Collection entries
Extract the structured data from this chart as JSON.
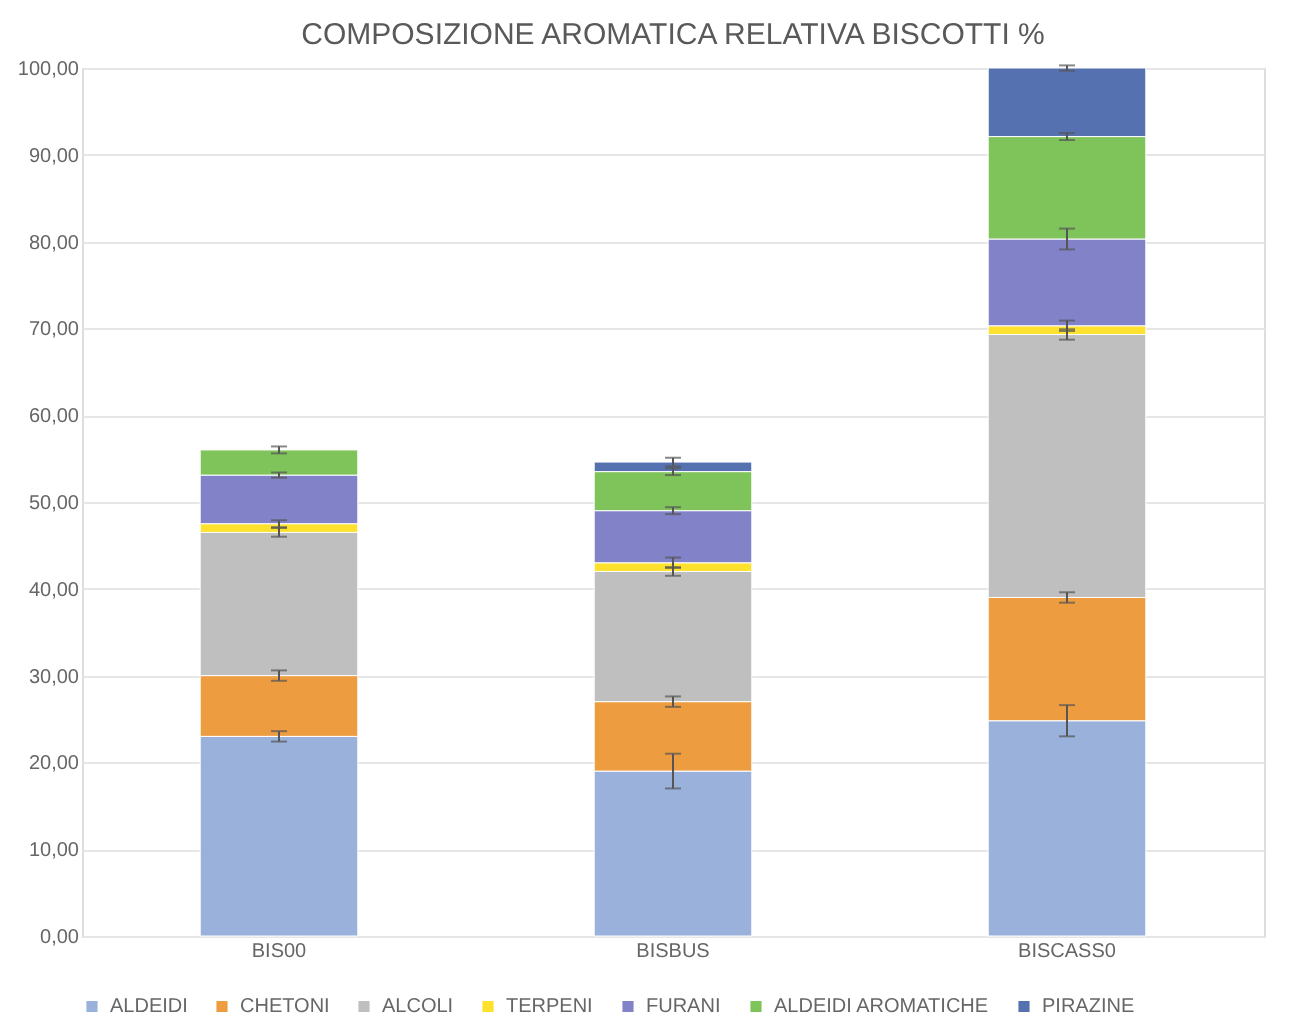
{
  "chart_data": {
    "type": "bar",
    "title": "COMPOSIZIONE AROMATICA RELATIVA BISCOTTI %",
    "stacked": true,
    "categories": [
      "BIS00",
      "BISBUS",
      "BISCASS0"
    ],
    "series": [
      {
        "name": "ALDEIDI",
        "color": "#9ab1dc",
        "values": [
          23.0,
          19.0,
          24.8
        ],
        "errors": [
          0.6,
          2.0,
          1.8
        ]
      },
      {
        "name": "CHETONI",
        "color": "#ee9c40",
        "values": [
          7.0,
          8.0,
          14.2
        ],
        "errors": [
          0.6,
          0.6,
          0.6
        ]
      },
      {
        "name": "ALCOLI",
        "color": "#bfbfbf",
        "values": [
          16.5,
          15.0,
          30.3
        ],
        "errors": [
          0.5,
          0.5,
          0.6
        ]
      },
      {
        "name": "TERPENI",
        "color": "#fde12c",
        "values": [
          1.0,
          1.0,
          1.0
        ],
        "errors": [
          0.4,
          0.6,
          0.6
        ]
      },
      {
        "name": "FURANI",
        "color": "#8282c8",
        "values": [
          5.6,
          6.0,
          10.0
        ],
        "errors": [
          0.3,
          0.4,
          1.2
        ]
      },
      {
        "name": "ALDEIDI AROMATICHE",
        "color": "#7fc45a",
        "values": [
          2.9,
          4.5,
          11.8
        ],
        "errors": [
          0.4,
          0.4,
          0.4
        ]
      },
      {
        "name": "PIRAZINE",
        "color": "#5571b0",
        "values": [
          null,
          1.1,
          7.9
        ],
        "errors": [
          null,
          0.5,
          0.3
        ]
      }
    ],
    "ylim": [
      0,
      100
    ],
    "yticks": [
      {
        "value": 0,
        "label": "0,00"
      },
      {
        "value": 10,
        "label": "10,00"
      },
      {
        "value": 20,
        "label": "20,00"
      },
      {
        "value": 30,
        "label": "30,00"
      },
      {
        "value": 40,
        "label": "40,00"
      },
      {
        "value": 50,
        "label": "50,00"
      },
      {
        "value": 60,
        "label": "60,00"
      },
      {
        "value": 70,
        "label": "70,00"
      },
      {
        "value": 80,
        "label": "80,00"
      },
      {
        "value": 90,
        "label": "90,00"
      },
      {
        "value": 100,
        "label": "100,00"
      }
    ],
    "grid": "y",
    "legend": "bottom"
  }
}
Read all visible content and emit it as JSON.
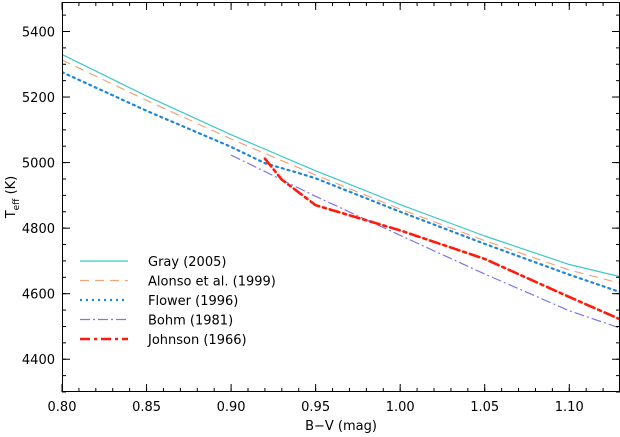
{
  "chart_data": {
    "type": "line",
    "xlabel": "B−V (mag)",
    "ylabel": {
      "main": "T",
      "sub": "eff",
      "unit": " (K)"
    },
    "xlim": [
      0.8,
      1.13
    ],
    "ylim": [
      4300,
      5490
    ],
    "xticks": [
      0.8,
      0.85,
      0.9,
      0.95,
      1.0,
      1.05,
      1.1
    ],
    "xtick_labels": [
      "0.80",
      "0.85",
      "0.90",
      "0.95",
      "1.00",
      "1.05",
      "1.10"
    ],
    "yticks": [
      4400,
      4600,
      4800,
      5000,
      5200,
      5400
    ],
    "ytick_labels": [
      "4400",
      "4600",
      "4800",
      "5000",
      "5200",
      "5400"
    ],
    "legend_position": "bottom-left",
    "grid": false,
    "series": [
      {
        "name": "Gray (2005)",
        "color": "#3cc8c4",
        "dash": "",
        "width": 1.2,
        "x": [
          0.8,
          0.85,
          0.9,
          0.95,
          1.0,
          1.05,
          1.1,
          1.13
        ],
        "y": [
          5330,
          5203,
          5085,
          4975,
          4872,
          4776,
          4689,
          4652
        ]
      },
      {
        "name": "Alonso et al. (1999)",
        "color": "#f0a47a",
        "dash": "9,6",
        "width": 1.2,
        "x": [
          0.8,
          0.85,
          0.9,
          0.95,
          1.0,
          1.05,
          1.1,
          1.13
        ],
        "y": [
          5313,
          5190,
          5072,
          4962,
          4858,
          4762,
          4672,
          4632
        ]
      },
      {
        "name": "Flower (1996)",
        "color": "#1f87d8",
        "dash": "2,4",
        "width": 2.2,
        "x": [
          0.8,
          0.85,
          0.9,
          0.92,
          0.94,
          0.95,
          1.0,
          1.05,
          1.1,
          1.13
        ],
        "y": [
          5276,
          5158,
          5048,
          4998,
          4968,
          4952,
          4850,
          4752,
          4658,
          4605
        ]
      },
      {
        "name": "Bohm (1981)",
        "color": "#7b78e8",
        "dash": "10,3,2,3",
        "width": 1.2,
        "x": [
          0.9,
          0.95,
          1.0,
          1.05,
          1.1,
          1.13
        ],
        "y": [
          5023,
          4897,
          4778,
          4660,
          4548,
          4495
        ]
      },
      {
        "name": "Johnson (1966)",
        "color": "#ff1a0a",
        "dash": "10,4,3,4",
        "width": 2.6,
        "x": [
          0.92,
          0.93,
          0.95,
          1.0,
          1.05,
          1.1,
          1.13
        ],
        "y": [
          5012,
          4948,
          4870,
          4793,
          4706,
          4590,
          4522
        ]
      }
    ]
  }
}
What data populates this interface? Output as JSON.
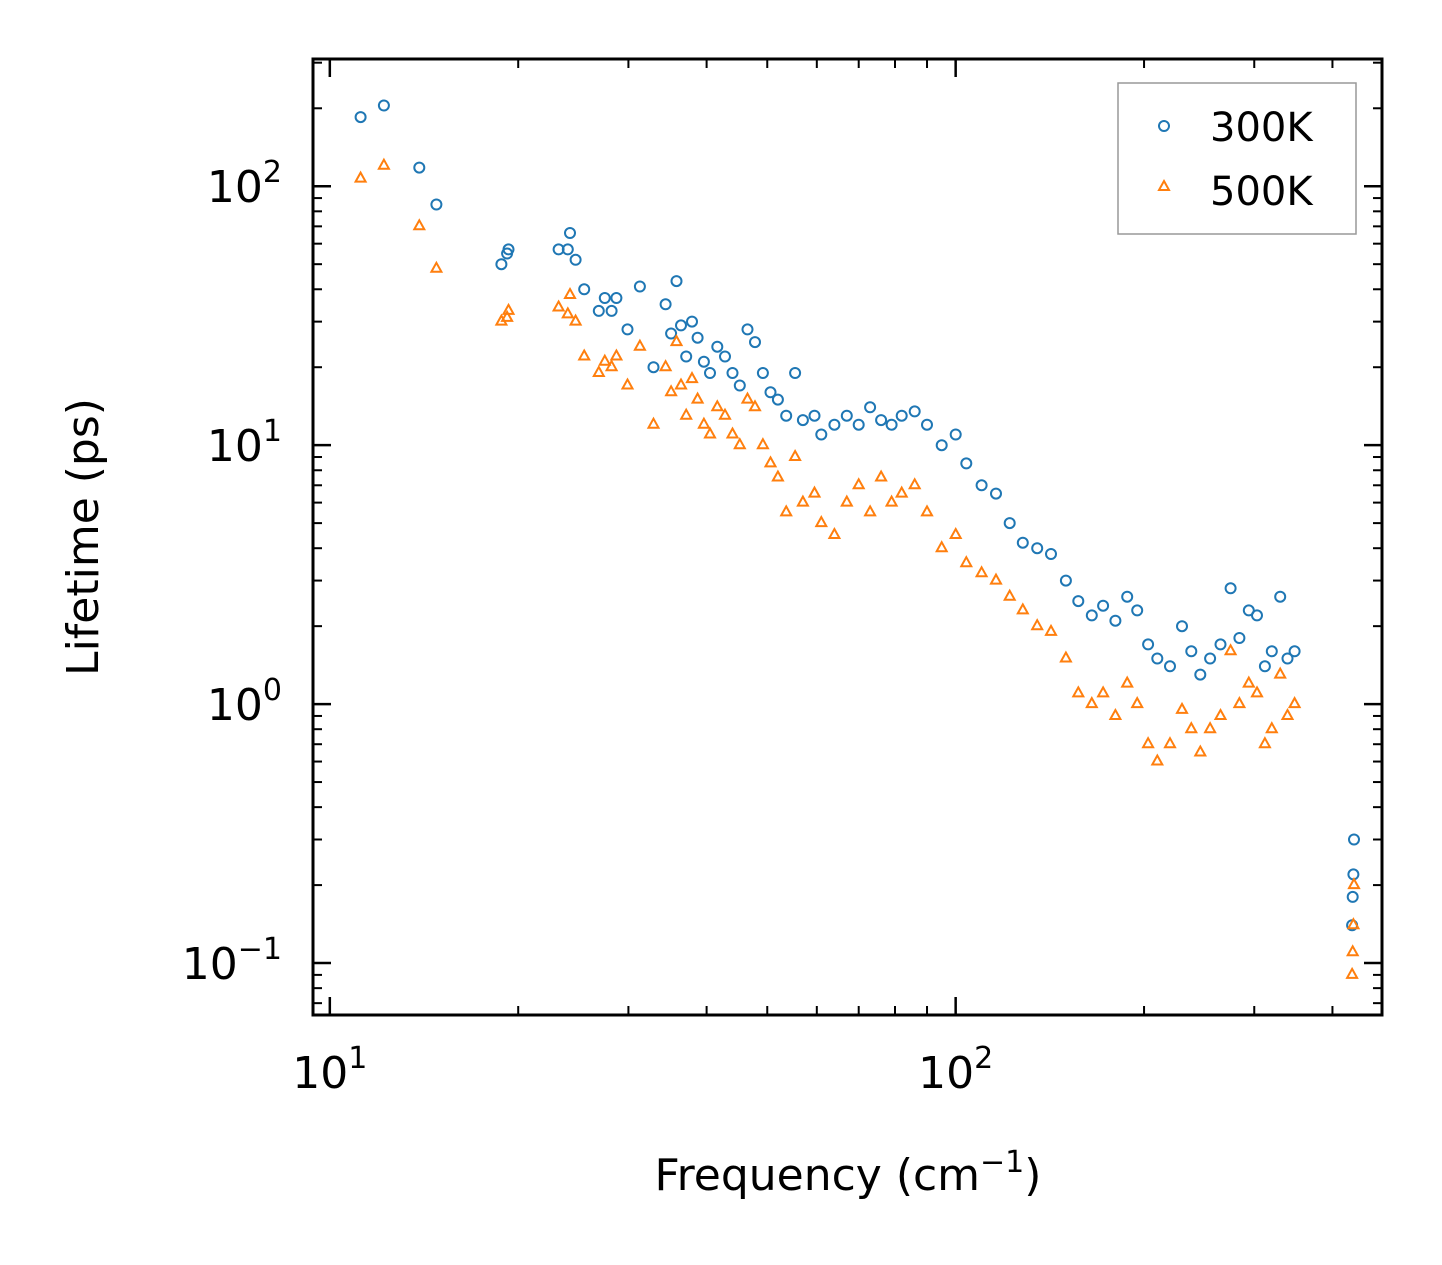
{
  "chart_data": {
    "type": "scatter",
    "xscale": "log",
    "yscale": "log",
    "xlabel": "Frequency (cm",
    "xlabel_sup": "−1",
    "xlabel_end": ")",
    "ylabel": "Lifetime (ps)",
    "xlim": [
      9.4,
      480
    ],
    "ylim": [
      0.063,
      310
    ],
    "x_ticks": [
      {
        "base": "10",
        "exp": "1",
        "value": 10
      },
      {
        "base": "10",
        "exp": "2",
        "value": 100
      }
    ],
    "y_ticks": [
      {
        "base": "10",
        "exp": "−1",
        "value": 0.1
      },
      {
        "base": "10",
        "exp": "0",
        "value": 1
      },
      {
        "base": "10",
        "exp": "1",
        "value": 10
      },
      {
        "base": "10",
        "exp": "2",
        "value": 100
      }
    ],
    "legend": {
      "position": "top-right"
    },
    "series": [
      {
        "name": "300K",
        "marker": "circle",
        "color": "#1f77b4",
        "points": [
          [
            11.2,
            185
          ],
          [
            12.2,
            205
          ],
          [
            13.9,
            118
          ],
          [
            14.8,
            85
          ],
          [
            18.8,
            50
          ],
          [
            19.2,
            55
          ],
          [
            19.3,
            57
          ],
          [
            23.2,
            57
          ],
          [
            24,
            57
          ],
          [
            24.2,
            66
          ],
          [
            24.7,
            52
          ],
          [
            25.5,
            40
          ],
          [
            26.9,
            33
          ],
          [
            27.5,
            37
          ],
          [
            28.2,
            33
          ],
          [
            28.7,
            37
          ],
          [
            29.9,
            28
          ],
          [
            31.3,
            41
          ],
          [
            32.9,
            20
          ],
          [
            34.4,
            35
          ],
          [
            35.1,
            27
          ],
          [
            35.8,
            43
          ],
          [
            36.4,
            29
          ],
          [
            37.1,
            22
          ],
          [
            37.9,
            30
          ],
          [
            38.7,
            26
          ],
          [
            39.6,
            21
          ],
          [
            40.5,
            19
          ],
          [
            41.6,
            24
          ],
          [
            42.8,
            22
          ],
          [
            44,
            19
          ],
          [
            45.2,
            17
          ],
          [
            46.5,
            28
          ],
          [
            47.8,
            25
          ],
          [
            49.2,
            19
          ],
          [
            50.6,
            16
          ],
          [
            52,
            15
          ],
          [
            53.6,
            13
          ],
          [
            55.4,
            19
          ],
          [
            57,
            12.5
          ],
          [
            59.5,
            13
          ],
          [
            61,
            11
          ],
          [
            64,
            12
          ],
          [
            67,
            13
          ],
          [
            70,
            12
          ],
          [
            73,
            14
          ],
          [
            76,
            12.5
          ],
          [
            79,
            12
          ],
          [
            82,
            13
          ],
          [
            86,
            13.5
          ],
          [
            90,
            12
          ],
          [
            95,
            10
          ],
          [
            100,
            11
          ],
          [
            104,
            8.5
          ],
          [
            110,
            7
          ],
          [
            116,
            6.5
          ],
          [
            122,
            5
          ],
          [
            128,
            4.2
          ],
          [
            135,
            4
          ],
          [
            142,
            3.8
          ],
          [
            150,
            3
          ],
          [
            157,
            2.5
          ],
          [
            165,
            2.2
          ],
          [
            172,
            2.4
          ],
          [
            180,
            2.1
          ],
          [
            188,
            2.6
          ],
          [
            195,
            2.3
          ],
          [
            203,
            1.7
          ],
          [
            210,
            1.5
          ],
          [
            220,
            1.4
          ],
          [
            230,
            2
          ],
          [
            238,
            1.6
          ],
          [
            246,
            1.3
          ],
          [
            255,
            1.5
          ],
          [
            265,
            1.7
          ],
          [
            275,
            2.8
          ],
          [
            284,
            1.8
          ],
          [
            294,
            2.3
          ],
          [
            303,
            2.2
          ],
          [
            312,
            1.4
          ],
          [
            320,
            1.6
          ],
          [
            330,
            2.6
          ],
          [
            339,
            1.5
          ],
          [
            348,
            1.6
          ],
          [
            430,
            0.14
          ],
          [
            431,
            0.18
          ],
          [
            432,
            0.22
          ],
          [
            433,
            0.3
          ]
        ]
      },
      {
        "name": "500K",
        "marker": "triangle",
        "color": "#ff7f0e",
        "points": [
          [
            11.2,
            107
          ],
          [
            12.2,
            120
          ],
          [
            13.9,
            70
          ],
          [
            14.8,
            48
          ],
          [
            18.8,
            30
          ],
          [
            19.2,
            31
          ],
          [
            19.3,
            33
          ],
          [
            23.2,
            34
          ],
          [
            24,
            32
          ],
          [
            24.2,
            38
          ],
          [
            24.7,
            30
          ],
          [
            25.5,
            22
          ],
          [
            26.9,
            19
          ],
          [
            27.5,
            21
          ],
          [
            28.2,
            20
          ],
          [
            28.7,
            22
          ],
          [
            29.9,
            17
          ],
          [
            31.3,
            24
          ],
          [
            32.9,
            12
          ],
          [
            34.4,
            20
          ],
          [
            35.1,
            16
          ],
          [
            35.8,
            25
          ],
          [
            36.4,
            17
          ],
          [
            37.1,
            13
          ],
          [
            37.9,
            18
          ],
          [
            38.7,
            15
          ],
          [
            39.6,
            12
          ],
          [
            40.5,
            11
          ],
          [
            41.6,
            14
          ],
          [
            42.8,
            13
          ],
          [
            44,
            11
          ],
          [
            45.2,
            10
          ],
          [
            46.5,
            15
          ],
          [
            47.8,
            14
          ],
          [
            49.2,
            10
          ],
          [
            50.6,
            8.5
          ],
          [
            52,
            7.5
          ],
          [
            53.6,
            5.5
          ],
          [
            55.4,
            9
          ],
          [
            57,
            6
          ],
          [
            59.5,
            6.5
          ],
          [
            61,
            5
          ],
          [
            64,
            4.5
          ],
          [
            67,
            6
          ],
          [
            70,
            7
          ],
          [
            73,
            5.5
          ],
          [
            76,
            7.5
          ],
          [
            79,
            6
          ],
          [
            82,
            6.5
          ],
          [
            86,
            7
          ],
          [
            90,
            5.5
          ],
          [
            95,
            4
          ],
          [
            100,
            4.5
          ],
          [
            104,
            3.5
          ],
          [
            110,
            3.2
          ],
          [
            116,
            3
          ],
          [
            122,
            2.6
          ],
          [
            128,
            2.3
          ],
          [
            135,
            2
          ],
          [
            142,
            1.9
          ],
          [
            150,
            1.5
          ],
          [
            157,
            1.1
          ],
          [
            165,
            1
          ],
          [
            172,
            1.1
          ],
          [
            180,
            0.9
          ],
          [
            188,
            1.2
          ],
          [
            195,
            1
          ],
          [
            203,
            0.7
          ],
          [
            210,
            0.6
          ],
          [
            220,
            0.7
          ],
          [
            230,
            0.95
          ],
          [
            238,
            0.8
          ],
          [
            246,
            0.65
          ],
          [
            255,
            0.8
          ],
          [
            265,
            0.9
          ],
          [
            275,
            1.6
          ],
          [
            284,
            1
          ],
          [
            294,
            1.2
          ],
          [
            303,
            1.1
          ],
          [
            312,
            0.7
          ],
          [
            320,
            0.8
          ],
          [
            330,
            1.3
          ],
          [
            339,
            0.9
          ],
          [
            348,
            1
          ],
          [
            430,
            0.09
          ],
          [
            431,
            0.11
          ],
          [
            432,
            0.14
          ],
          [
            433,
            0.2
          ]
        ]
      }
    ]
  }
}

What the task requires: Extract all lines of the records above that include "JSON".

Exercise solution:
Extract the structured data from this chart as JSON.
Read all visible content and emit it as JSON.
What data populates this interface? Output as JSON.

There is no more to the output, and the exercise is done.